:: EXERCISE REQUIREMENTS ::
From the entries below, gather every line containing the string "zgodnie".

#####

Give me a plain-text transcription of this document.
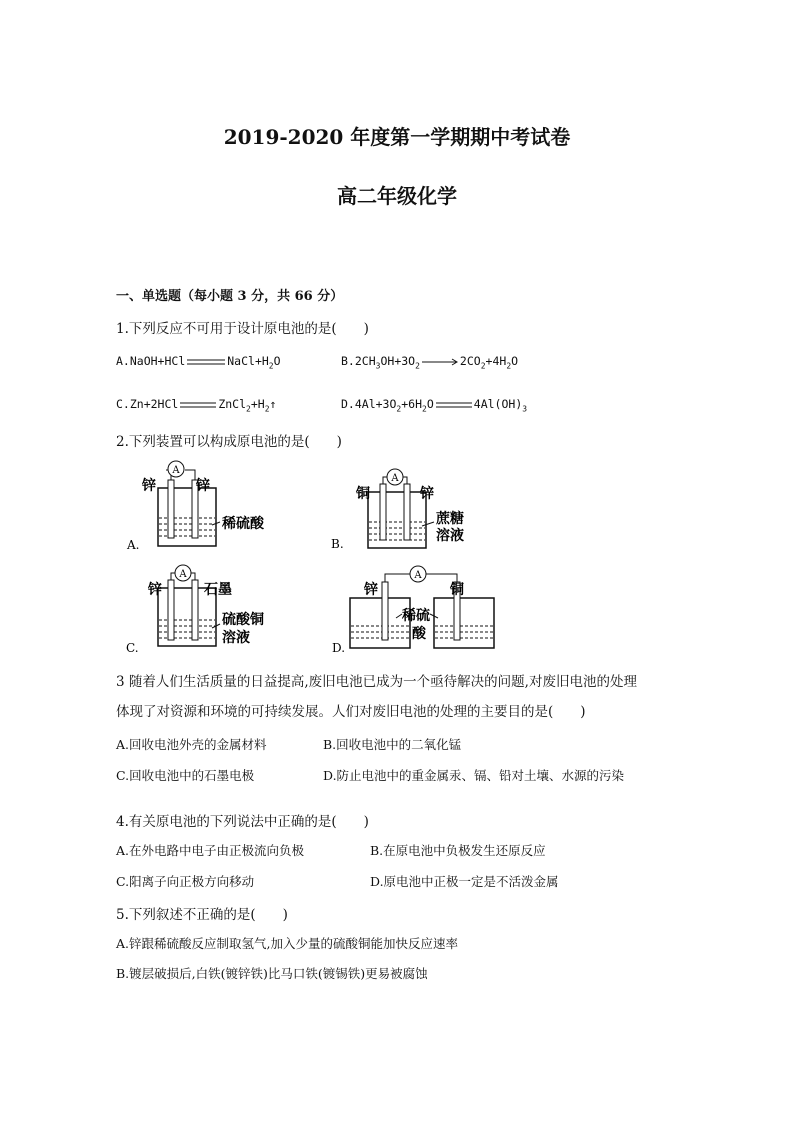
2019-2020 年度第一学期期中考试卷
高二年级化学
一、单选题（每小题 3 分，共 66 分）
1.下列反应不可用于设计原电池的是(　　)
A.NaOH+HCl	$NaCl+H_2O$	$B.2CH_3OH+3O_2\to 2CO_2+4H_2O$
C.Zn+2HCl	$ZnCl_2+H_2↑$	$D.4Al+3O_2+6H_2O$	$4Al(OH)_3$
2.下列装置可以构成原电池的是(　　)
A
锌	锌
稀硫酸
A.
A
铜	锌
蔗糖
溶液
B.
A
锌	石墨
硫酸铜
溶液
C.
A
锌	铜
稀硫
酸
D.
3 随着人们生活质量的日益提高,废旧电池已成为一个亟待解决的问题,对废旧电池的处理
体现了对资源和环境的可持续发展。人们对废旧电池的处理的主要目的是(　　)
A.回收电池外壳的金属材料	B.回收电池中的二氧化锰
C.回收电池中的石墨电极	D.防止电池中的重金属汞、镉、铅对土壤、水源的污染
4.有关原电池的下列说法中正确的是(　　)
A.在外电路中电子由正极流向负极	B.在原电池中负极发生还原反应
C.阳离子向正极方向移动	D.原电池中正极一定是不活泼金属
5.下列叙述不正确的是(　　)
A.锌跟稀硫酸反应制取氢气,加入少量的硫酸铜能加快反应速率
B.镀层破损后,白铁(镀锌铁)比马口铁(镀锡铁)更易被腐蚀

#####

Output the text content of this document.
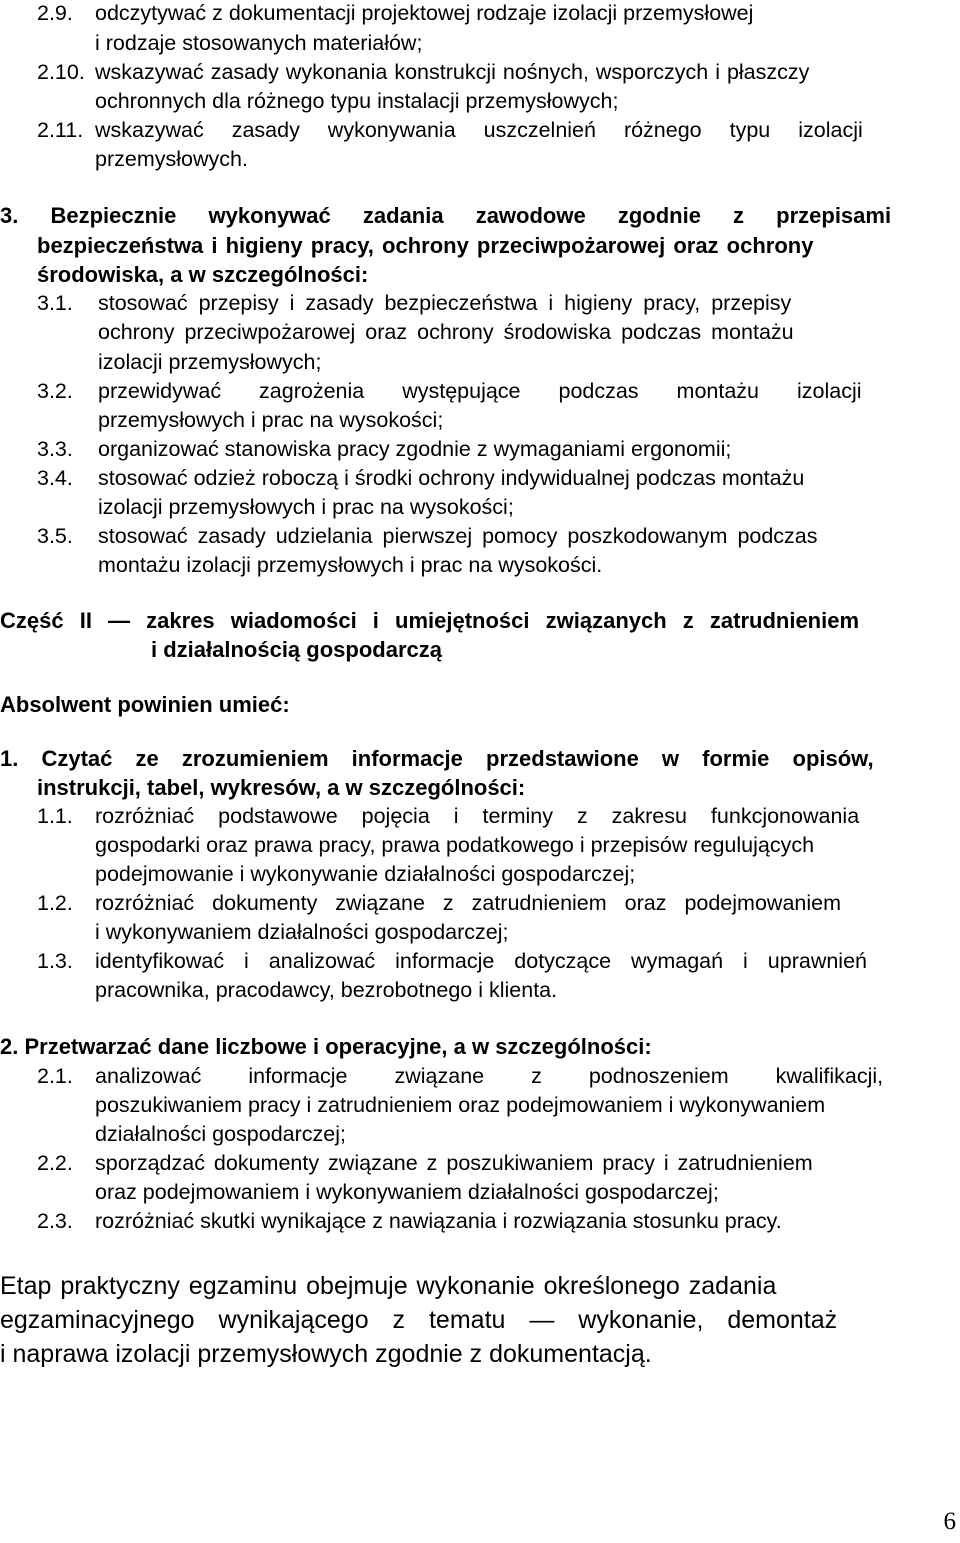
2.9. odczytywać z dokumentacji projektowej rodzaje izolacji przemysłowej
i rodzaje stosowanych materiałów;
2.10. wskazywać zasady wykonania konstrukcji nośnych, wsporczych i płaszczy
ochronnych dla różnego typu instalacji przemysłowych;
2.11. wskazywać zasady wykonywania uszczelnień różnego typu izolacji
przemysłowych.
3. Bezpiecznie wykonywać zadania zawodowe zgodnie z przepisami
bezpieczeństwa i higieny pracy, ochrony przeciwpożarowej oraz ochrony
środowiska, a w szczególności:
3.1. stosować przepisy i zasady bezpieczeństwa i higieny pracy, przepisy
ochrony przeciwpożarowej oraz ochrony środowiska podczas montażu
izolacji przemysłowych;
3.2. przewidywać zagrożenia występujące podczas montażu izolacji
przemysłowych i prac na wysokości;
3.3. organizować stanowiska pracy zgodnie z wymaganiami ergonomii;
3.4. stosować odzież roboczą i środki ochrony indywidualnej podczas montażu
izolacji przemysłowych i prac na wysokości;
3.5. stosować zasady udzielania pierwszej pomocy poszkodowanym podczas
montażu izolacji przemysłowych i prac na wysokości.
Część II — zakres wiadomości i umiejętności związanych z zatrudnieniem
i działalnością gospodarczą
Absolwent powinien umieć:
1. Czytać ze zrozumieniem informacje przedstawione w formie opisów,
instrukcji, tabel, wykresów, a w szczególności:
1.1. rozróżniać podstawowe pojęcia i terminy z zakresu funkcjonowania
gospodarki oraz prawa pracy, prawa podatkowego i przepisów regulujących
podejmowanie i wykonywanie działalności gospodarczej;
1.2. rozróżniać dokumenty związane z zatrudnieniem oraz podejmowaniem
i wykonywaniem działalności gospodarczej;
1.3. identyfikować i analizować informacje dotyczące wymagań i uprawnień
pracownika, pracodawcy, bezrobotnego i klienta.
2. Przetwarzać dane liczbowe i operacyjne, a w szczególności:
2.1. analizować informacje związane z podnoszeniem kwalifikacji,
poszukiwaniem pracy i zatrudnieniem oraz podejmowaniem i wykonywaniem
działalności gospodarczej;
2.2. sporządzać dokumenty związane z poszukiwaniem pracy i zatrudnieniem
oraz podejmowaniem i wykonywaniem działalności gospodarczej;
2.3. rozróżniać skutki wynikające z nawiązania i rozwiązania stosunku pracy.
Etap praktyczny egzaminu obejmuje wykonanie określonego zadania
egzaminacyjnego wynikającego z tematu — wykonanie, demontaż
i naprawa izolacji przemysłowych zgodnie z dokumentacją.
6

#####

:: EXERCISE OUTPUT ::
3. Bezpiecznie wykonywać zadania zawodowe zgodnie z przepisami
3.3. organizować stanowiska pracy zgodnie z wymaganiami ergonomii;
i naprawa izolacji przemysłowych zgodnie z dokumentacją.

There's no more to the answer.